====== Data supplied ======

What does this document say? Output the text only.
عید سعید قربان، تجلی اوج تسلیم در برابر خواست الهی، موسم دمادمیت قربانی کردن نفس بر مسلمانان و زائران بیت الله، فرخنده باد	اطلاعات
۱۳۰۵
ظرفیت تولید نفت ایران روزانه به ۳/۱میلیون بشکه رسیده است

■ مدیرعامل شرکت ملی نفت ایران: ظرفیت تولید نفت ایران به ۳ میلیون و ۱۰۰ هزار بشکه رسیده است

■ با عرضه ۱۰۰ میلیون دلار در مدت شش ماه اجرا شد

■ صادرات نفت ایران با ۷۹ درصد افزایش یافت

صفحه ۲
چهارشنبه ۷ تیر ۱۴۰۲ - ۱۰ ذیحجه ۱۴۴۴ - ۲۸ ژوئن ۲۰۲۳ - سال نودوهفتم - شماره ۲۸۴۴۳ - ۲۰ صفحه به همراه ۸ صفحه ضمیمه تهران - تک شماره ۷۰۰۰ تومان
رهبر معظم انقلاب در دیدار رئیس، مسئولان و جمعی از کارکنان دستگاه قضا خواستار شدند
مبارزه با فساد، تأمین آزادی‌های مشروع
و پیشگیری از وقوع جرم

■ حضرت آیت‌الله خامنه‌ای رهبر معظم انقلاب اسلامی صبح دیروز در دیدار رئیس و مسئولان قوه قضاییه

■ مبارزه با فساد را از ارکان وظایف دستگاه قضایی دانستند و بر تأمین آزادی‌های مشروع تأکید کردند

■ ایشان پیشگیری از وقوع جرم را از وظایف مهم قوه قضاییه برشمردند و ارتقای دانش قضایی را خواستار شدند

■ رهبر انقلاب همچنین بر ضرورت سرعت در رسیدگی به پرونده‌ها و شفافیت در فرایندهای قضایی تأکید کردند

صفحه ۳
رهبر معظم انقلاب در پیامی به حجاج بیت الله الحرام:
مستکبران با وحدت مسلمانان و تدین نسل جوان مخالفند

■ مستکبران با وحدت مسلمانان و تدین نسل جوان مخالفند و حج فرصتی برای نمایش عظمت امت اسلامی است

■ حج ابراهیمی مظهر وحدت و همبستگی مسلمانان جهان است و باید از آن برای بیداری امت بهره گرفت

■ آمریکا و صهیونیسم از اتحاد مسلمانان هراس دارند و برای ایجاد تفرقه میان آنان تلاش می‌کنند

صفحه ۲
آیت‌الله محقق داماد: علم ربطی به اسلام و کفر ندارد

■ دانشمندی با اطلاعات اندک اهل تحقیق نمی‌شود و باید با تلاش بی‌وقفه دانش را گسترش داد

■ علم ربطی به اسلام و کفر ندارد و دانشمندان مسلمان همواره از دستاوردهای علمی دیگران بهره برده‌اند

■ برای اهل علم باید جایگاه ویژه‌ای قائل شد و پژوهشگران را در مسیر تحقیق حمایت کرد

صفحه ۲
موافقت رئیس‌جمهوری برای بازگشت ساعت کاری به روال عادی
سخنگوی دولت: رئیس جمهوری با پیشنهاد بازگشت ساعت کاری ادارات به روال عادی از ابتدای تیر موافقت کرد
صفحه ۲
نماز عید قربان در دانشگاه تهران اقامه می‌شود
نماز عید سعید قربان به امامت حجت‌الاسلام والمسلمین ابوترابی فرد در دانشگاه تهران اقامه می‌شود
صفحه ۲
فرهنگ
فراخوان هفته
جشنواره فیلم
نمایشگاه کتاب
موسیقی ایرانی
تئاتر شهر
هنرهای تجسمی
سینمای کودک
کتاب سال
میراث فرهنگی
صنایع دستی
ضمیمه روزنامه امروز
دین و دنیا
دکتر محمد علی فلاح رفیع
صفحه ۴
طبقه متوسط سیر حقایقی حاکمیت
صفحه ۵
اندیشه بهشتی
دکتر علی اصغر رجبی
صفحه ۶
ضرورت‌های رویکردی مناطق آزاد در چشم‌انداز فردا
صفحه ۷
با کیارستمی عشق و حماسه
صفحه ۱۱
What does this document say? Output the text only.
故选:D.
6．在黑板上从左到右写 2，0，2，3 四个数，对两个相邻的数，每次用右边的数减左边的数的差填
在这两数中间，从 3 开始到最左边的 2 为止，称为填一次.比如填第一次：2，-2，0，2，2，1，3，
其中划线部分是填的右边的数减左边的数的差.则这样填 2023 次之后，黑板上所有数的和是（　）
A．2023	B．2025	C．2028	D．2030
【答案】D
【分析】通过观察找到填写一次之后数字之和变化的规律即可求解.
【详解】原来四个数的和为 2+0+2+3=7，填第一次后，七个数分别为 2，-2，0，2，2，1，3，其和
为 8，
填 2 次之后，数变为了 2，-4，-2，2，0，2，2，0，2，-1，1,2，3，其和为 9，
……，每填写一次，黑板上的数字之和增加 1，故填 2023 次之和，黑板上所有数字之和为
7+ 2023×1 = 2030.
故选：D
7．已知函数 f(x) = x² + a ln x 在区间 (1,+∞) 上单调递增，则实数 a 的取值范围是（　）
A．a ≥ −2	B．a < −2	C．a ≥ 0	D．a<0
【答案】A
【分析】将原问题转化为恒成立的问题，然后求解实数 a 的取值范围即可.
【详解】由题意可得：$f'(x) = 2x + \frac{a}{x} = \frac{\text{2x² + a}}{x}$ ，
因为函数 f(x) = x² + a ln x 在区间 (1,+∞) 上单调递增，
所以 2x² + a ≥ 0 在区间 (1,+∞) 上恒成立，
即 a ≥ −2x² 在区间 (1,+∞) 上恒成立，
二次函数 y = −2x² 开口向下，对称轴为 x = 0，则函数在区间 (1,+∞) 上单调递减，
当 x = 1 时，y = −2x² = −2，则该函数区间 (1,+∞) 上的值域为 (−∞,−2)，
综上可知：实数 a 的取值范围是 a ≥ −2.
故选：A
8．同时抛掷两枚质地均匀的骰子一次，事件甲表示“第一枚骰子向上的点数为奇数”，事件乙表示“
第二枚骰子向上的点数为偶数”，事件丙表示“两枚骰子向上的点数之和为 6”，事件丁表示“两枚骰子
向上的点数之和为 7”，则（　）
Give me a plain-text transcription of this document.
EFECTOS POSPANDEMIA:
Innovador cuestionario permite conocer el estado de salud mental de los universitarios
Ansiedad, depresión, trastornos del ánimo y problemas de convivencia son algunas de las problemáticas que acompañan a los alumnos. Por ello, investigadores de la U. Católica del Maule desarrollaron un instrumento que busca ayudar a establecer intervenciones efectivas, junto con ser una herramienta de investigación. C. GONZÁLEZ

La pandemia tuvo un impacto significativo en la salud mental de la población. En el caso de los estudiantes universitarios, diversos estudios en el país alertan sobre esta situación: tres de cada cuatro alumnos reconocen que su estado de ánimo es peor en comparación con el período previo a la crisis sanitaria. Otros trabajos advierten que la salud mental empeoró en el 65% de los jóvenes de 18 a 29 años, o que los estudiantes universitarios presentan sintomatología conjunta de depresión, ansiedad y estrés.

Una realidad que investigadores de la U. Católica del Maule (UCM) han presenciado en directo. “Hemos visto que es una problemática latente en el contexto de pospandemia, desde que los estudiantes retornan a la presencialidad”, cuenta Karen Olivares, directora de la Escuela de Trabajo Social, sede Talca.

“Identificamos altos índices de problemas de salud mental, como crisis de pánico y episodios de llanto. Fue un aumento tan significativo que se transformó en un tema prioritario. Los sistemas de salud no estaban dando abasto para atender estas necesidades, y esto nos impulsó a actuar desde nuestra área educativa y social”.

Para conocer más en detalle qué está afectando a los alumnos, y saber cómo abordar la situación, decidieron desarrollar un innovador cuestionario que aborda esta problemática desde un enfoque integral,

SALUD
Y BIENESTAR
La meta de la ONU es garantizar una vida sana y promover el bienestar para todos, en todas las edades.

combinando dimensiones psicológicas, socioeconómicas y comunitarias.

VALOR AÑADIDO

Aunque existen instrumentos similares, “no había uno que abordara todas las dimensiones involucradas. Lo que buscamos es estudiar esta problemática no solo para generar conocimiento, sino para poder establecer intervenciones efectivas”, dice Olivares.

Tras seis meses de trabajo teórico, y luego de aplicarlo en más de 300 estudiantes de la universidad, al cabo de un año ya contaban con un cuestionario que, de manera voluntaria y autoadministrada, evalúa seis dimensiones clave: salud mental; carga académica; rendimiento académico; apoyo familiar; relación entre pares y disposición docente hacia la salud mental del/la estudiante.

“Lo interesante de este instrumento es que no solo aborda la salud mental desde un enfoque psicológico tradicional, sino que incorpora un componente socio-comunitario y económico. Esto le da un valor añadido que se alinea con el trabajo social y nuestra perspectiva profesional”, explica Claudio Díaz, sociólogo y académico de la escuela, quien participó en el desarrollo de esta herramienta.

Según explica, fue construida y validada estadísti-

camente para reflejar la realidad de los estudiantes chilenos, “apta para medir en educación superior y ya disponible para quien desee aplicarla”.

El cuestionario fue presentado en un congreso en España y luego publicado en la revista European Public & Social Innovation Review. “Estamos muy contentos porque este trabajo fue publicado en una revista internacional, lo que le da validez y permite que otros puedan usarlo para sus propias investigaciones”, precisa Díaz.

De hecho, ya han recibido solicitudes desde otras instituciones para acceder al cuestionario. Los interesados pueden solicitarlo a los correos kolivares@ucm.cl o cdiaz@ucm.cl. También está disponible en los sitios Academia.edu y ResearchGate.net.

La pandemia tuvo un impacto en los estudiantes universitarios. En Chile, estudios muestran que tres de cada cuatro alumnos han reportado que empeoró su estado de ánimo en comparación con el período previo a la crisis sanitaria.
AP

======

Work to do:
Using the entries above, find all lines with "برای". Copy them.

The completed task:
■ مستکبران با وحدت مسلمانان و تدین نسل جوان مخالفند و حج فرصتی برای نمایش عظمت امت اسلامی است
■ حج ابراهیمی مظهر وحدت و همبستگی مسلمانان جهان است و باید از آن برای بیداری امت بهره گرفت
■ آمریکا و صهیونیسم از اتحاد مسلمانان هراس دارند و برای ایجاد تفرقه میان آنان تلاش می‌کنند
■ برای اهل علم باید جایگاه ویژه‌ای قائل شد و پژوهشگران را در مسیر تحقیق حمایت کرد
موافقت رئیس‌جمهوری برای بازگشت ساعت کاری به روال عادی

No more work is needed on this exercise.